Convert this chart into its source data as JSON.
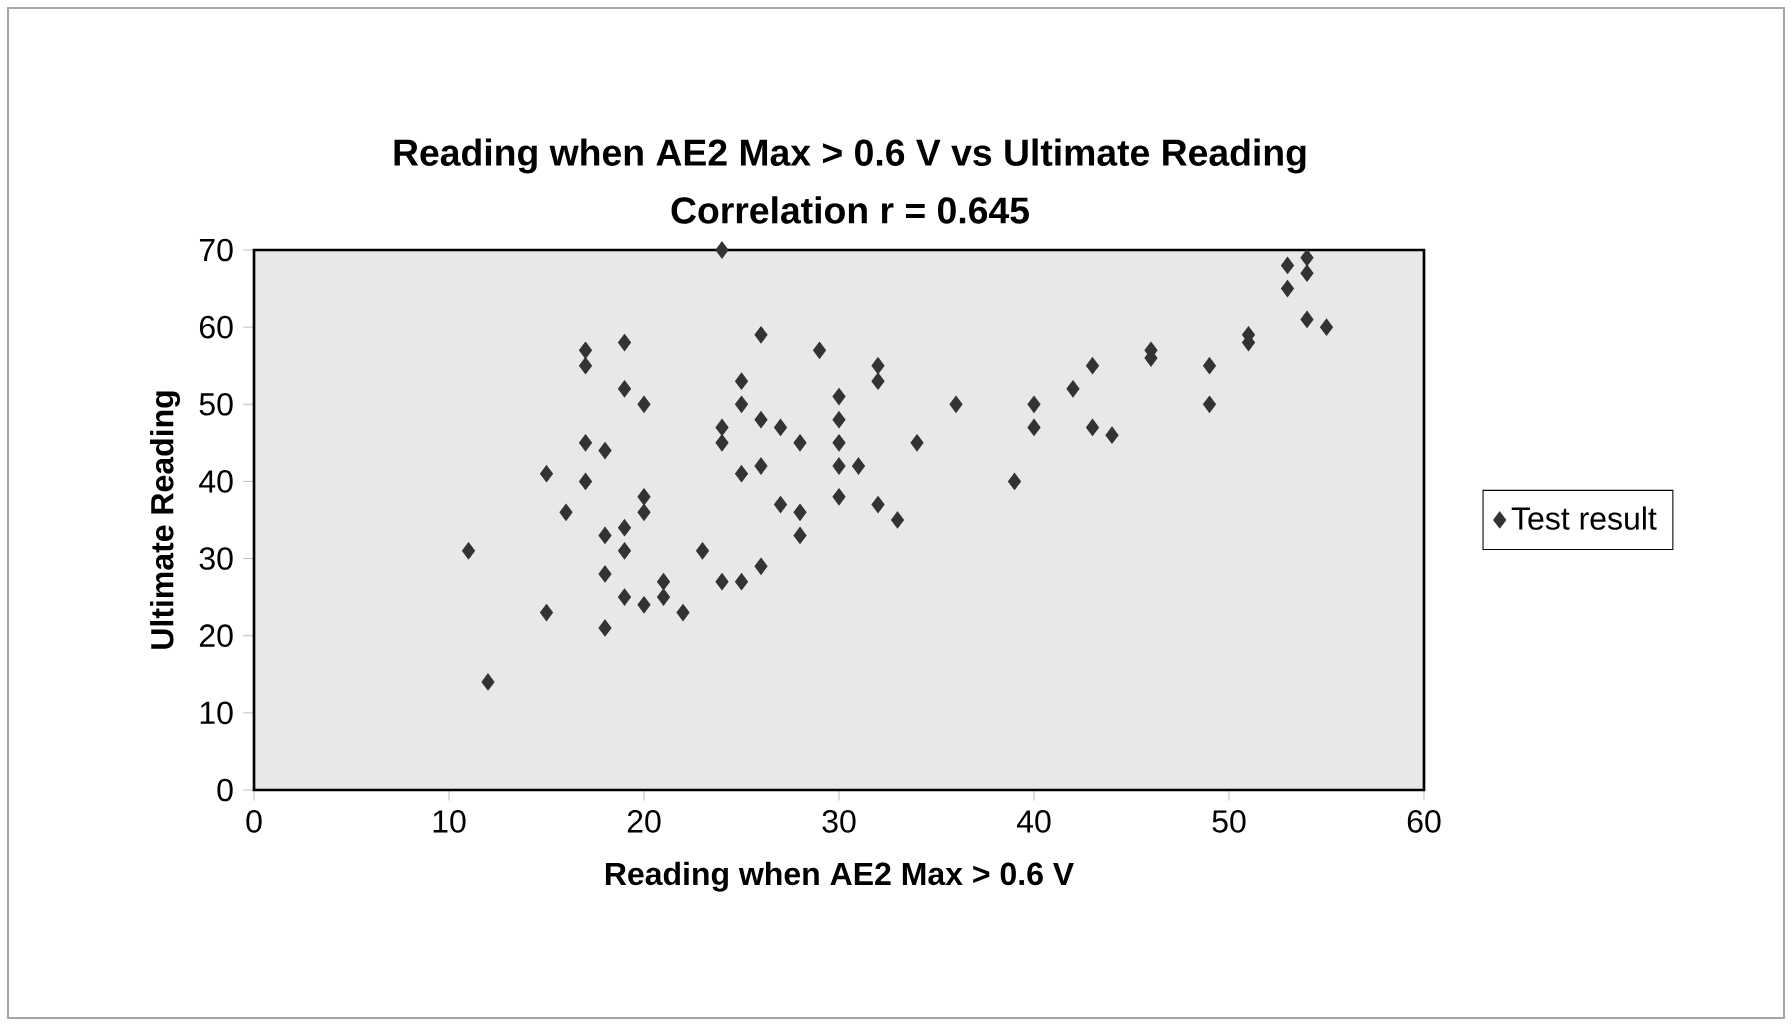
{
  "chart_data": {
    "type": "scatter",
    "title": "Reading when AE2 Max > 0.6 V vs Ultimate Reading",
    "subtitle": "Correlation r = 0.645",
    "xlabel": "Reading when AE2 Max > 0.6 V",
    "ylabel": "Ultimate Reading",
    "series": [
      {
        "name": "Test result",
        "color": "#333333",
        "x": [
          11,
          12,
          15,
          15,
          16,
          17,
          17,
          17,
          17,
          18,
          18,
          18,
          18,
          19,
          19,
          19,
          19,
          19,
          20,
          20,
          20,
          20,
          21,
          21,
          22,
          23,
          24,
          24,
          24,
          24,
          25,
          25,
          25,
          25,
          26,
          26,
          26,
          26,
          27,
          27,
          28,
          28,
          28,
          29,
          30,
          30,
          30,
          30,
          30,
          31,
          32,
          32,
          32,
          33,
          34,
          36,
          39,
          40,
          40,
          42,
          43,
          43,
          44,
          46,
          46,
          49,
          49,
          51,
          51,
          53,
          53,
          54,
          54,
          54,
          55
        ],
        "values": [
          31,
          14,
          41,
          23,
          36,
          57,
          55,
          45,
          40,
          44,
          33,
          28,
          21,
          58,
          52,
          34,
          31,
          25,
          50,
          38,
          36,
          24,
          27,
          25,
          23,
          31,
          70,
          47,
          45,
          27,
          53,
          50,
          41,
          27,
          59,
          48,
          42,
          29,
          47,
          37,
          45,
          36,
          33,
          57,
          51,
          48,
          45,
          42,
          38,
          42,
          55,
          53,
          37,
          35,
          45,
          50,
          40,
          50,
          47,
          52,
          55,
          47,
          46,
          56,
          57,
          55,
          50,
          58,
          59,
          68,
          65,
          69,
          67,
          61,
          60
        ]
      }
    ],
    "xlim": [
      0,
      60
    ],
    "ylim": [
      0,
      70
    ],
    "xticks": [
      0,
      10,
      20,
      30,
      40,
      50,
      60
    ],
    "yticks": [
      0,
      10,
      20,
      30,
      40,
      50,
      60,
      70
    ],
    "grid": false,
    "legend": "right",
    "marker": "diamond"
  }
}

...

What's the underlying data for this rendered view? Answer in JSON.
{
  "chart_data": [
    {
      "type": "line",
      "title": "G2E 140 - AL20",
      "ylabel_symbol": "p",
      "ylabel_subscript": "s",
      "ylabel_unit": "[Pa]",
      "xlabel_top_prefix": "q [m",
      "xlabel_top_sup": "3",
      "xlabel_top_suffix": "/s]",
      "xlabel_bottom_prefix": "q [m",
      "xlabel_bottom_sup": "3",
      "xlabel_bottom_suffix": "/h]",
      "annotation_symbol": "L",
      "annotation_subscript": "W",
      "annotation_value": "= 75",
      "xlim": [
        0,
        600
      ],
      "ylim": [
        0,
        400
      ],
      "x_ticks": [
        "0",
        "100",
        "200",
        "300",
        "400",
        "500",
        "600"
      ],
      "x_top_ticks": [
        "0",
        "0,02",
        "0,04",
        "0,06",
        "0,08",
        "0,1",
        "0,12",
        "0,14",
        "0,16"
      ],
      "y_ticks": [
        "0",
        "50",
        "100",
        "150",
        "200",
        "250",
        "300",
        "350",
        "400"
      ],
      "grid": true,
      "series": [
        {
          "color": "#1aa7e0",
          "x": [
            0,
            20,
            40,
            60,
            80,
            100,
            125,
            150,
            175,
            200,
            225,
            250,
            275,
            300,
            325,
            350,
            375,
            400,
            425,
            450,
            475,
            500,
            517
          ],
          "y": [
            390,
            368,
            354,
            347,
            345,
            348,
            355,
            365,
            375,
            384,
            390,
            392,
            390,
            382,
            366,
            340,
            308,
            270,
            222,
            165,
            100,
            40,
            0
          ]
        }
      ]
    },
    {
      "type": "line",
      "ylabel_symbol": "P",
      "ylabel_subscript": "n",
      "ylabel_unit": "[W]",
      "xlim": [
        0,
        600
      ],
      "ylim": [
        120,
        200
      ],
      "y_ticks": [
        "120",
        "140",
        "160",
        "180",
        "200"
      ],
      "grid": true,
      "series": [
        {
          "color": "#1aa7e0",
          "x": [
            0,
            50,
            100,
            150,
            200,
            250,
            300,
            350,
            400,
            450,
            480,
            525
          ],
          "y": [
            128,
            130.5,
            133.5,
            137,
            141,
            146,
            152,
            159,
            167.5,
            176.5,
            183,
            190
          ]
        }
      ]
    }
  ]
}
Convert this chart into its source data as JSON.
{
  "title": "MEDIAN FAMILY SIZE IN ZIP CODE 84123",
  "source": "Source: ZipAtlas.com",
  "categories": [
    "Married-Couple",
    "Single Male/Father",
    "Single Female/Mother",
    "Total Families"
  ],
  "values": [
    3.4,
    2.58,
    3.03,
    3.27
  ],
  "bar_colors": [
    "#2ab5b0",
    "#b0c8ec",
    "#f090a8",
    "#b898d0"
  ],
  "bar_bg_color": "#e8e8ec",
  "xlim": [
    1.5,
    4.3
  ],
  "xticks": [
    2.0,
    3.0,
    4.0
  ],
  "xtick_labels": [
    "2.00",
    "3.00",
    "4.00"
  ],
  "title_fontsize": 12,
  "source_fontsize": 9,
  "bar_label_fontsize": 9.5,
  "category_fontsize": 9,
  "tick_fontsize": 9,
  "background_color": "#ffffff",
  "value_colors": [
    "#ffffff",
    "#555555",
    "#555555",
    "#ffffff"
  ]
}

---

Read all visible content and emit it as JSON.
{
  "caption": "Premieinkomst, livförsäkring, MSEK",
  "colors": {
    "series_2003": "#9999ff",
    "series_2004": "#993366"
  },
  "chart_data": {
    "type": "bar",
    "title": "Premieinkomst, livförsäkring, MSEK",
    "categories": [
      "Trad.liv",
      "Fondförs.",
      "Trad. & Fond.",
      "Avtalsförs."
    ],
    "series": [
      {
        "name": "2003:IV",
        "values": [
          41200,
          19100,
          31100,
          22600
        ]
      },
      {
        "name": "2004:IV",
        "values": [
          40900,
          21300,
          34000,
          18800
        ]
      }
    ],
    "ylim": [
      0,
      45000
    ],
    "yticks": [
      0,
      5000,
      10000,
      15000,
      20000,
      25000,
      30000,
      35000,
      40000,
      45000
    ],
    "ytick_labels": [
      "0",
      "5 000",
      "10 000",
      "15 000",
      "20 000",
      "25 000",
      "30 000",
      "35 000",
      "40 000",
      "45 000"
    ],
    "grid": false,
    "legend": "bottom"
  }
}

- [EXERCISE OBJECTIVE]: Identify the lines above with the word "Reading". Copy them.

- [TASK RESPONSE]:
    "title": "Reading when AE2 Max > 0.6 V vs Ultimate Reading",
    "xlabel": "Reading when AE2 Max > 0.6 V",
    "ylabel": "Ultimate Reading",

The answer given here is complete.